## Written task:
Scan the material below for the string "warnings", and copy every line where it shows up.

## Entries:
******
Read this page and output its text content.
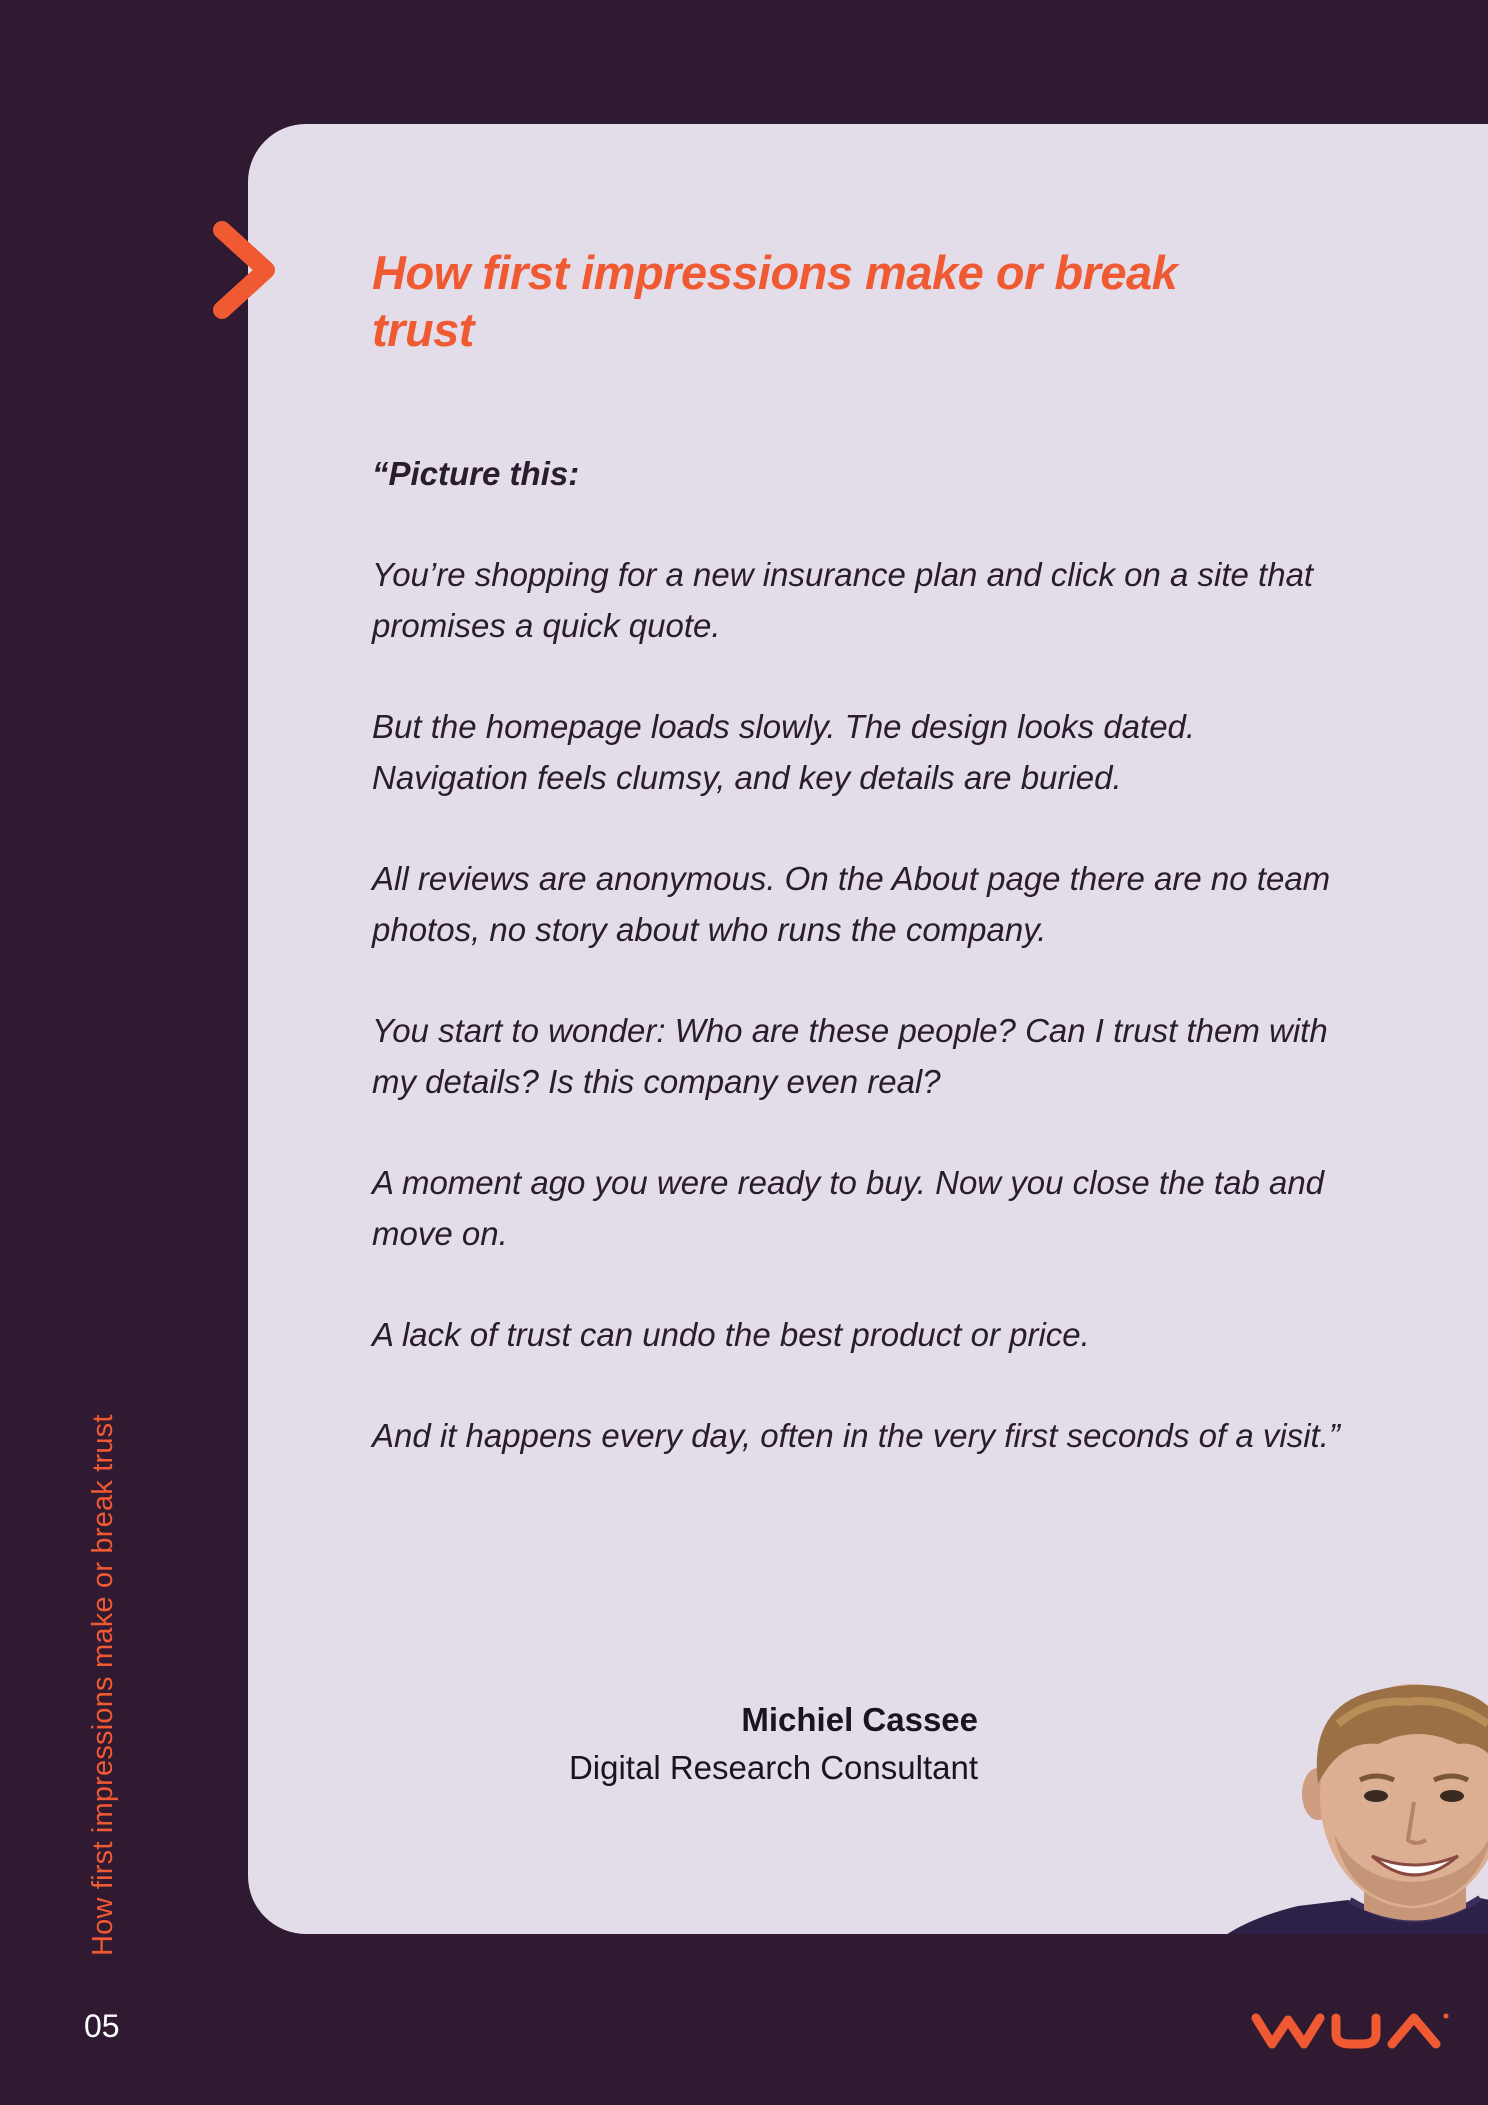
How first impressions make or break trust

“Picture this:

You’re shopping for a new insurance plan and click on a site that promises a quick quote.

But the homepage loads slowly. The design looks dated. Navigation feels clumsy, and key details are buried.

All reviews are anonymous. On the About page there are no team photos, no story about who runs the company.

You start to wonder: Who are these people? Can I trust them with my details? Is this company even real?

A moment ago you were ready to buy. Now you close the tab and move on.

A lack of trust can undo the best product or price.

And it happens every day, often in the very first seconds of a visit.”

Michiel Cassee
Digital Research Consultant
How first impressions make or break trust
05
******
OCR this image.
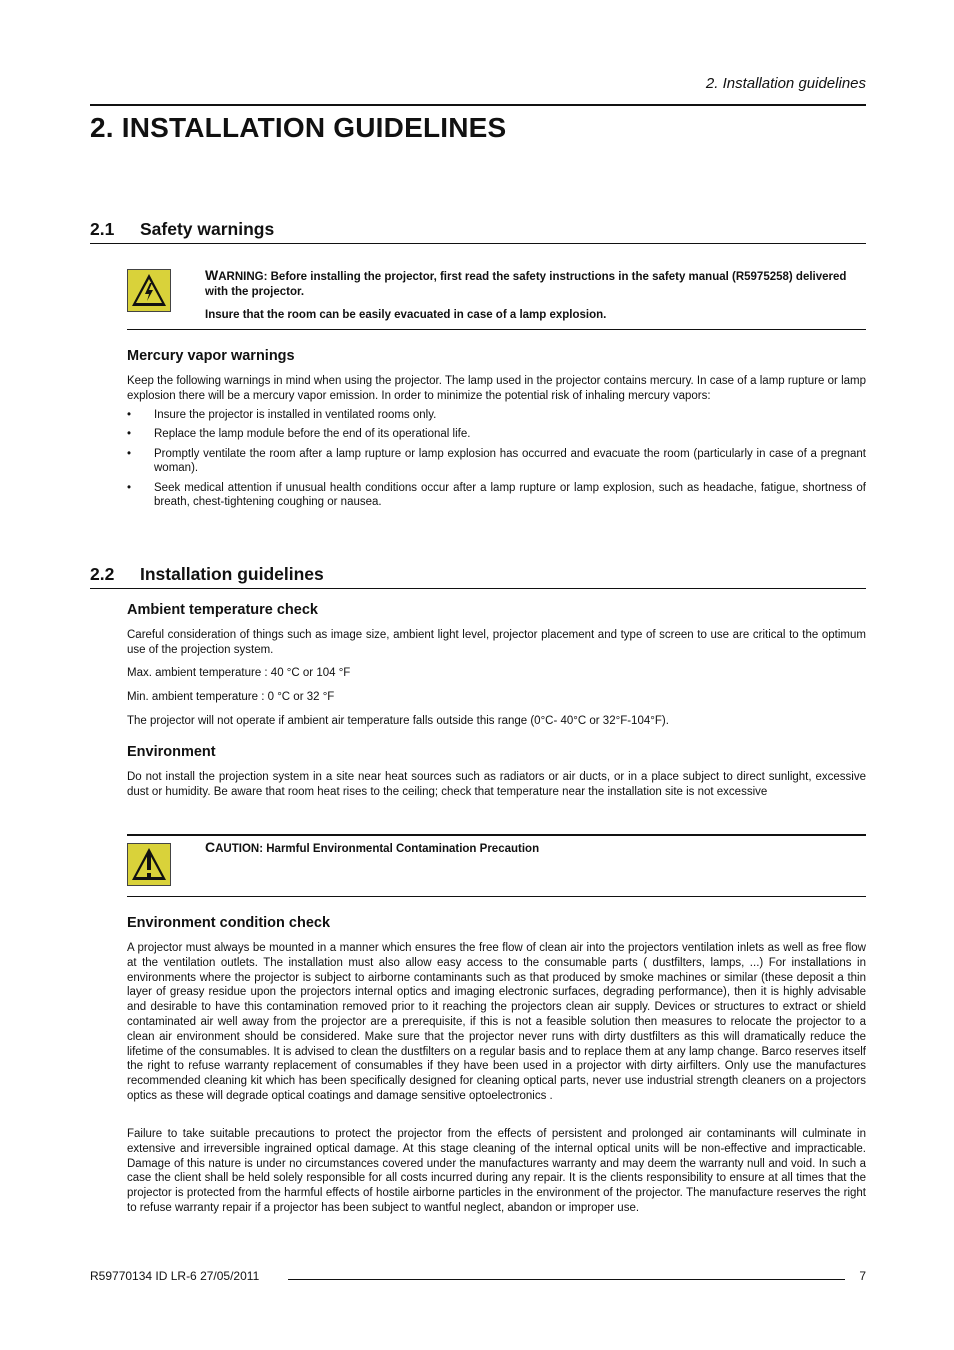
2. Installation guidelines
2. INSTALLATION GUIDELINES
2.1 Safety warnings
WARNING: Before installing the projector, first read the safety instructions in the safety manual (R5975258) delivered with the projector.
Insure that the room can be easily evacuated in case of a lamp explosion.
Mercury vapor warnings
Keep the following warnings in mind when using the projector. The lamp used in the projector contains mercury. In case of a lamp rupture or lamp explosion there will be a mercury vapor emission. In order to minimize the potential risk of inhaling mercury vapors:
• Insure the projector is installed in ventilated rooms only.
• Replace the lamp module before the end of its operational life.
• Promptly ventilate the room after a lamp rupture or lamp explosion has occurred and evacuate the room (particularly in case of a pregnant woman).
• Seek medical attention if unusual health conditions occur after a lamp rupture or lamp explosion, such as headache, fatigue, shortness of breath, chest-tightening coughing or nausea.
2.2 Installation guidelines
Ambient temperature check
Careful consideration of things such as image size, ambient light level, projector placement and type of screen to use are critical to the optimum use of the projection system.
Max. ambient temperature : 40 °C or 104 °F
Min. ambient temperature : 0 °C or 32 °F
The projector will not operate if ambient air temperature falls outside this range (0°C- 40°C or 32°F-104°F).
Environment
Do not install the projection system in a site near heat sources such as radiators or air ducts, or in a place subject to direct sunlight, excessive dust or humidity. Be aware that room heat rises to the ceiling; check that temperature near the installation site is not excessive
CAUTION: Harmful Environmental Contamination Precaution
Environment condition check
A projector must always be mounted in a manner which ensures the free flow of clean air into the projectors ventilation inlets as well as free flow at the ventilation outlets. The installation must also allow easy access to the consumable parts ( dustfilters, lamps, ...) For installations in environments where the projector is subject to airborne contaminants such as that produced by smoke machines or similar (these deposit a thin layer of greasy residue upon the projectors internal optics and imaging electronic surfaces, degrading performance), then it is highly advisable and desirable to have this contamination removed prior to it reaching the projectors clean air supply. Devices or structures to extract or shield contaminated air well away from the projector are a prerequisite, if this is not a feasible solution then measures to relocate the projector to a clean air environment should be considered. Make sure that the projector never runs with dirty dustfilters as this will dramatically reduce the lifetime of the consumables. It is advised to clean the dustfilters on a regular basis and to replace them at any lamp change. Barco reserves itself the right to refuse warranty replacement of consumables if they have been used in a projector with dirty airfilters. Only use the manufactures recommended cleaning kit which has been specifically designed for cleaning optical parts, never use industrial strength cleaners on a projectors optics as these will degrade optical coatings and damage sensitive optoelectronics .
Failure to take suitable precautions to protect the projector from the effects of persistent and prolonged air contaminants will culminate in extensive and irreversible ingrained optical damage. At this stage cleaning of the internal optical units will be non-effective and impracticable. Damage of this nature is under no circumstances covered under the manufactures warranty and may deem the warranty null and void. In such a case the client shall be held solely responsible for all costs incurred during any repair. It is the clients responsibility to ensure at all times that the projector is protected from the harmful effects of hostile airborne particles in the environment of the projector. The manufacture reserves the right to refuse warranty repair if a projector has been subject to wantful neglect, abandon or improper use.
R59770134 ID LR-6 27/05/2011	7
******
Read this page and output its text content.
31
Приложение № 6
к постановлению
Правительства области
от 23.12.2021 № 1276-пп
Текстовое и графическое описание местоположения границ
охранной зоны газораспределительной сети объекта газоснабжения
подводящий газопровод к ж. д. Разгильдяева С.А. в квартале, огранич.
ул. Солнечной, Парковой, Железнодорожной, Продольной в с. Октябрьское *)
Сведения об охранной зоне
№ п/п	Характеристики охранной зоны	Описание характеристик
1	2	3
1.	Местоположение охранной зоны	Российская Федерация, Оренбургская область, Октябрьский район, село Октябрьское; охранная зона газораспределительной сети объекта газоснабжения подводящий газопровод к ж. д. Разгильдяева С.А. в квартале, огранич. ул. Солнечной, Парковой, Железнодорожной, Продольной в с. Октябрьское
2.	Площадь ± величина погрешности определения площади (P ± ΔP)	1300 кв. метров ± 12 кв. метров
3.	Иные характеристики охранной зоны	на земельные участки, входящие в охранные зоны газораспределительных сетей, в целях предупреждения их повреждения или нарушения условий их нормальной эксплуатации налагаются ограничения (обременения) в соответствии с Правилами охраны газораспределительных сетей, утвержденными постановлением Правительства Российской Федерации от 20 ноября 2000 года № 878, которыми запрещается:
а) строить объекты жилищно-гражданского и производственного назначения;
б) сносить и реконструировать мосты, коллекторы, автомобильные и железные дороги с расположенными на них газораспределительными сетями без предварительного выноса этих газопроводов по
******
## Completed exercise:
2.1 Safety warnings
Mercury vapor warnings
Keep the following warnings in mind when using the projector. The lamp used in the projector contains mercury. In case of a lamp rupture or lamp explosion there will be a mercury vapor emission. In order to minimize the potential risk of inhaling mercury vapors:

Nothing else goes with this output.